Exercise:
State only the number of lines that include "label".

::: Records for the task :::

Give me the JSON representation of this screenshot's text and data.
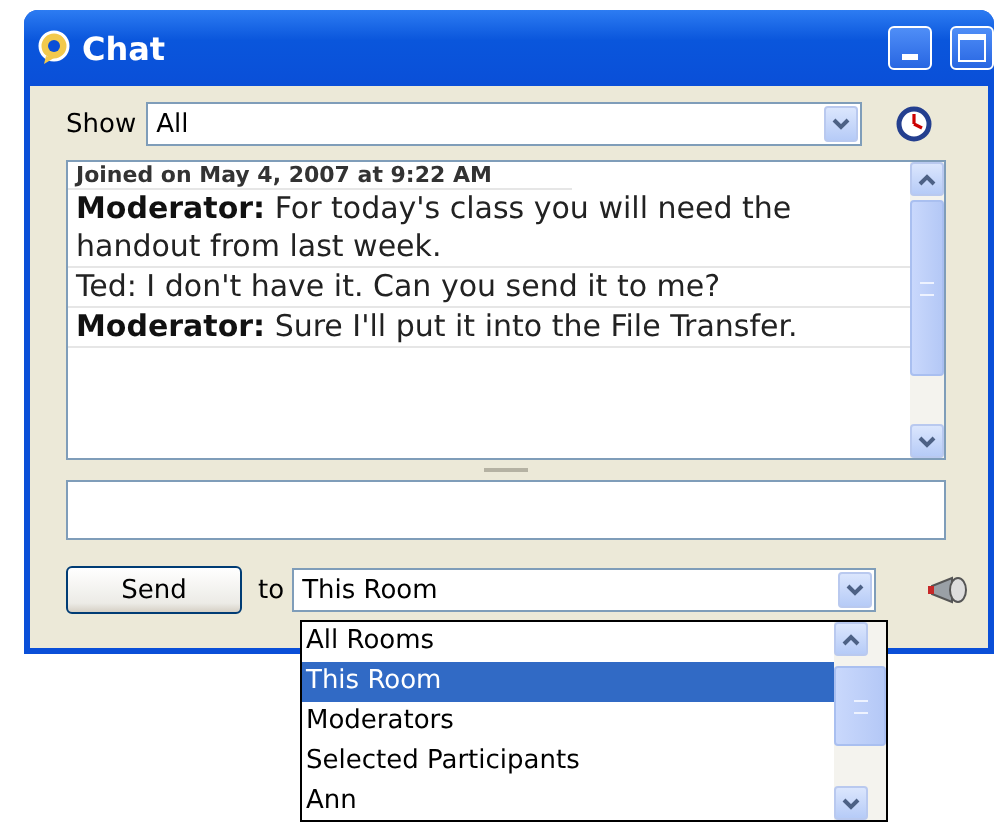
{
  "window": {
    "title": "Chat"
  },
  "filter": {
    "label": "Show",
    "value": "All"
  },
  "messages": [
    {
      "text": "Joined on May 4, 2007 at 9:22 AM",
      "kind": "clipped"
    },
    {
      "text": "**Moderator:** For today's class you will need the handout from last week.",
      "kind": "message"
    },
    {
      "text": "Ted: I don't have it.  Can you send it to me?",
      "kind": "message"
    },
    {
      "text": "**Moderator:** Sure I'll put it into the File Transfer.",
      "kind": "message"
    }
  ],
  "send_button": "Send",
  "recipient": {
    "label": "to",
    "value": "This Room"
  },
  "recipient_options": [
    {
      "label": "All Rooms",
      "selected": false
    },
    {
      "label": "This Room",
      "selected": true
    },
    {
      "label": "Moderators",
      "selected": false
    },
    {
      "label": "Selected Participants",
      "selected": false
    },
    {
      "label": "Ann",
      "selected": false
    }
  ]
}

:::

Full response:
7